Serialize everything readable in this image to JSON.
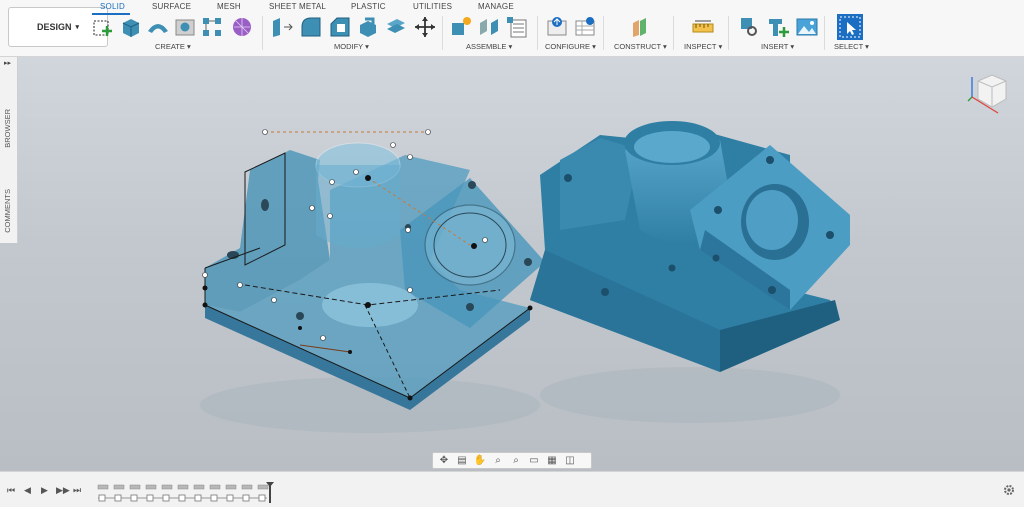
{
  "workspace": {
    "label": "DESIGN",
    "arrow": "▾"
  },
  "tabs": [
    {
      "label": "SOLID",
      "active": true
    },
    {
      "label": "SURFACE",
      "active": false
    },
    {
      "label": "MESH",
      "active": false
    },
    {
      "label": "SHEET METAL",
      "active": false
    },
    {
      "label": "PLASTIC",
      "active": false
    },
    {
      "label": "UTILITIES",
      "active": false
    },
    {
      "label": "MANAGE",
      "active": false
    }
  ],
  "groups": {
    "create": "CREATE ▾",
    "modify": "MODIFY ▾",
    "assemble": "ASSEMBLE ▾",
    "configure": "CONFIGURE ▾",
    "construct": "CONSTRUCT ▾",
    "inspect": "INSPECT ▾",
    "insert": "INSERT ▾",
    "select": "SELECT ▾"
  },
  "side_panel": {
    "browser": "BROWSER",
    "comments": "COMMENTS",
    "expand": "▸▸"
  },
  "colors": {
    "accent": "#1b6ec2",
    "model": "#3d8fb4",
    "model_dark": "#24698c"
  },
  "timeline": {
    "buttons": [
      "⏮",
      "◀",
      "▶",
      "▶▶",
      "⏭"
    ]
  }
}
......
(PROBLEM DETAILS): The data above should be repeated exactly, minus any pictures.

(SOLUTION FOR THIS EXERCISE):
Serialize everything readable in this image to JSON.
{
  "workspace": {
    "label": "DESIGN",
    "arrow": "▾"
  },
  "tabs": [
    {
      "label": "SOLID",
      "active": true
    },
    {
      "label": "SURFACE",
      "active": false
    },
    {
      "label": "MESH",
      "active": false
    },
    {
      "label": "SHEET METAL",
      "active": false
    },
    {
      "label": "PLASTIC",
      "active": false
    },
    {
      "label": "UTILITIES",
      "active": false
    },
    {
      "label": "MANAGE",
      "active": false
    }
  ],
  "groups": {
    "create": "CREATE ▾",
    "modify": "MODIFY ▾",
    "assemble": "ASSEMBLE ▾",
    "configure": "CONFIGURE ▾",
    "construct": "CONSTRUCT ▾",
    "inspect": "INSPECT ▾",
    "insert": "INSERT ▾",
    "select": "SELECT ▾"
  },
  "side_panel": {
    "browser": "BROWSER",
    "comments": "COMMENTS",
    "expand": "▸▸"
  },
  "colors": {
    "accent": "#1b6ec2",
    "model": "#3d8fb4",
    "model_dark": "#24698c"
  },
  "timeline": {
    "buttons": [
      "⏮",
      "◀",
      "▶",
      "▶▶",
      "⏭"
    ]
  }
}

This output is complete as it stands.